Objective:
Every record below should be printed exactly as it appears.

[Stored dataset items]
§

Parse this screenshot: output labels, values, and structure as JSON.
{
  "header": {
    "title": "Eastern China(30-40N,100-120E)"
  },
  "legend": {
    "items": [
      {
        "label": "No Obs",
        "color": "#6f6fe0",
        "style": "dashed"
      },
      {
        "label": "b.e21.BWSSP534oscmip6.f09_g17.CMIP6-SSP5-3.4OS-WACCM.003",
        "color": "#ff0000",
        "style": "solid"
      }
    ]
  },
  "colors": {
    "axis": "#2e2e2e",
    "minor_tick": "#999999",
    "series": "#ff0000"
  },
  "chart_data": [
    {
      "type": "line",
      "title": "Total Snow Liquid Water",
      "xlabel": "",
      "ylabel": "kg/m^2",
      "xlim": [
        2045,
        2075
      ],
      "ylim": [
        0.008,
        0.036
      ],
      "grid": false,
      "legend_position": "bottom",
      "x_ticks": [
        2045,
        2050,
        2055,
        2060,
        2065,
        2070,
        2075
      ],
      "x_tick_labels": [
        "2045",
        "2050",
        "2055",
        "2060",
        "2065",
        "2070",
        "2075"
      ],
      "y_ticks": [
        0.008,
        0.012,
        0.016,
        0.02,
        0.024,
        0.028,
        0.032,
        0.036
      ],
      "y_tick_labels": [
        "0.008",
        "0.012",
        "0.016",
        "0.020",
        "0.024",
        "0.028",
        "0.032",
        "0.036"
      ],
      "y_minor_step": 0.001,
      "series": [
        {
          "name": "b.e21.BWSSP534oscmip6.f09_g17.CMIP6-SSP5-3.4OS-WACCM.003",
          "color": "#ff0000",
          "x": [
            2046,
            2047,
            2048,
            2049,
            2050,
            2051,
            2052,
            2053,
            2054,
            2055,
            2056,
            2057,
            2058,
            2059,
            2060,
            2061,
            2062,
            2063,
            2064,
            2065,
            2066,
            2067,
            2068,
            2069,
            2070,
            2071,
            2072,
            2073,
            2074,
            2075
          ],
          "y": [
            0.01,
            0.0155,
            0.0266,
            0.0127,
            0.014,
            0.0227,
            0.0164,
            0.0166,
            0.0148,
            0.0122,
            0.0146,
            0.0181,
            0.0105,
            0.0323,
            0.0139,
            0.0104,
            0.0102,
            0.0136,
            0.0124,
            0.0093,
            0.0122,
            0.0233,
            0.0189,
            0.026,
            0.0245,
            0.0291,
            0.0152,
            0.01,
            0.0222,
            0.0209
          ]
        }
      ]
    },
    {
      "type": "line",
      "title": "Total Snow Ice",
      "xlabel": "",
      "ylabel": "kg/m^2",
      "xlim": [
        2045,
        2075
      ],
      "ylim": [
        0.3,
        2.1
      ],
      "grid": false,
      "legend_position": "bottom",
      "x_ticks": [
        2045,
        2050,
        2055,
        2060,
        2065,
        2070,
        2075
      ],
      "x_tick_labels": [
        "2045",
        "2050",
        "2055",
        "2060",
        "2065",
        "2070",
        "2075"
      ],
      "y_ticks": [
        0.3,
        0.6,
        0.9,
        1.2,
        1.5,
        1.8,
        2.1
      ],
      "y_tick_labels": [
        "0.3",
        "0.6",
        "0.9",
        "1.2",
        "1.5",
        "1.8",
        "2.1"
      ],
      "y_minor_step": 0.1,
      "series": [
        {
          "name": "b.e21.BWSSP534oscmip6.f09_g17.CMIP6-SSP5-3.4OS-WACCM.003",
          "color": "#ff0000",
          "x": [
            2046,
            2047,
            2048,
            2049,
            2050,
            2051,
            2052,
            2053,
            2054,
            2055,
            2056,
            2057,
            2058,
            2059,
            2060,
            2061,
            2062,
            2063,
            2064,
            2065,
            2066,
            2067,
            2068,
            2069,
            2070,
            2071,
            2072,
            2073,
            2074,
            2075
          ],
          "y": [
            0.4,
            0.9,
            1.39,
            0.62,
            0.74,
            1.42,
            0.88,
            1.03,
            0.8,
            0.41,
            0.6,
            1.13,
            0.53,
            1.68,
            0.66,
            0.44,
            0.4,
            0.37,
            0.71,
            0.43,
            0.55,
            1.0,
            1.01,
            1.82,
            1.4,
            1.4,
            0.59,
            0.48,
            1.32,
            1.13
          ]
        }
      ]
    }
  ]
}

§

Answer to the task:
Parse this screenshot: output labels, values, and structure as JSON.
{
  "header": {
    "title": "Eastern China(30-40N,100-120E)"
  },
  "legend": {
    "items": [
      {
        "label": "No Obs",
        "color": "#6f6fe0",
        "style": "dashed"
      },
      {
        "label": "b.e21.BWSSP534oscmip6.f09_g17.CMIP6-SSP5-3.4OS-WACCM.003",
        "color": "#ff0000",
        "style": "solid"
      }
    ]
  },
  "colors": {
    "axis": "#2e2e2e",
    "minor_tick": "#999999",
    "series": "#ff0000"
  },
  "chart_data": [
    {
      "type": "line",
      "title": "Total Snow Liquid Water",
      "xlabel": "",
      "ylabel": "kg/m^2",
      "xlim": [
        2045,
        2075
      ],
      "ylim": [
        0.008,
        0.036
      ],
      "grid": false,
      "legend_position": "bottom",
      "x_ticks": [
        2045,
        2050,
        2055,
        2060,
        2065,
        2070,
        2075
      ],
      "x_tick_labels": [
        "2045",
        "2050",
        "2055",
        "2060",
        "2065",
        "2070",
        "2075"
      ],
      "y_ticks": [
        0.008,
        0.012,
        0.016,
        0.02,
        0.024,
        0.028,
        0.032,
        0.036
      ],
      "y_tick_labels": [
        "0.008",
        "0.012",
        "0.016",
        "0.020",
        "0.024",
        "0.028",
        "0.032",
        "0.036"
      ],
      "y_minor_step": 0.001,
      "series": [
        {
          "name": "b.e21.BWSSP534oscmip6.f09_g17.CMIP6-SSP5-3.4OS-WACCM.003",
          "color": "#ff0000",
          "x": [
            2046,
            2047,
            2048,
            2049,
            2050,
            2051,
            2052,
            2053,
            2054,
            2055,
            2056,
            2057,
            2058,
            2059,
            2060,
            2061,
            2062,
            2063,
            2064,
            2065,
            2066,
            2067,
            2068,
            2069,
            2070,
            2071,
            2072,
            2073,
            2074,
            2075
          ],
          "y": [
            0.01,
            0.0155,
            0.0266,
            0.0127,
            0.014,
            0.0227,
            0.0164,
            0.0166,
            0.0148,
            0.0122,
            0.0146,
            0.0181,
            0.0105,
            0.0323,
            0.0139,
            0.0104,
            0.0102,
            0.0136,
            0.0124,
            0.0093,
            0.0122,
            0.0233,
            0.0189,
            0.026,
            0.0245,
            0.0291,
            0.0152,
            0.01,
            0.0222,
            0.0209
          ]
        }
      ]
    },
    {
      "type": "line",
      "title": "Total Snow Ice",
      "xlabel": "",
      "ylabel": "kg/m^2",
      "xlim": [
        2045,
        2075
      ],
      "ylim": [
        0.3,
        2.1
      ],
      "grid": false,
      "legend_position": "bottom",
      "x_ticks": [
        2045,
        2050,
        2055,
        2060,
        2065,
        2070,
        2075
      ],
      "x_tick_labels": [
        "2045",
        "2050",
        "2055",
        "2060",
        "2065",
        "2070",
        "2075"
      ],
      "y_ticks": [
        0.3,
        0.6,
        0.9,
        1.2,
        1.5,
        1.8,
        2.1
      ],
      "y_tick_labels": [
        "0.3",
        "0.6",
        "0.9",
        "1.2",
        "1.5",
        "1.8",
        "2.1"
      ],
      "y_minor_step": 0.1,
      "series": [
        {
          "name": "b.e21.BWSSP534oscmip6.f09_g17.CMIP6-SSP5-3.4OS-WACCM.003",
          "color": "#ff0000",
          "x": [
            2046,
            2047,
            2048,
            2049,
            2050,
            2051,
            2052,
            2053,
            2054,
            2055,
            2056,
            2057,
            2058,
            2059,
            2060,
            2061,
            2062,
            2063,
            2064,
            2065,
            2066,
            2067,
            2068,
            2069,
            2070,
            2071,
            2072,
            2073,
            2074,
            2075
          ],
          "y": [
            0.4,
            0.9,
            1.39,
            0.62,
            0.74,
            1.42,
            0.88,
            1.03,
            0.8,
            0.41,
            0.6,
            1.13,
            0.53,
            1.68,
            0.66,
            0.44,
            0.4,
            0.37,
            0.71,
            0.43,
            0.55,
            1.0,
            1.01,
            1.82,
            1.4,
            1.4,
            0.59,
            0.48,
            1.32,
            1.13
          ]
        }
      ]
    }
  ]
}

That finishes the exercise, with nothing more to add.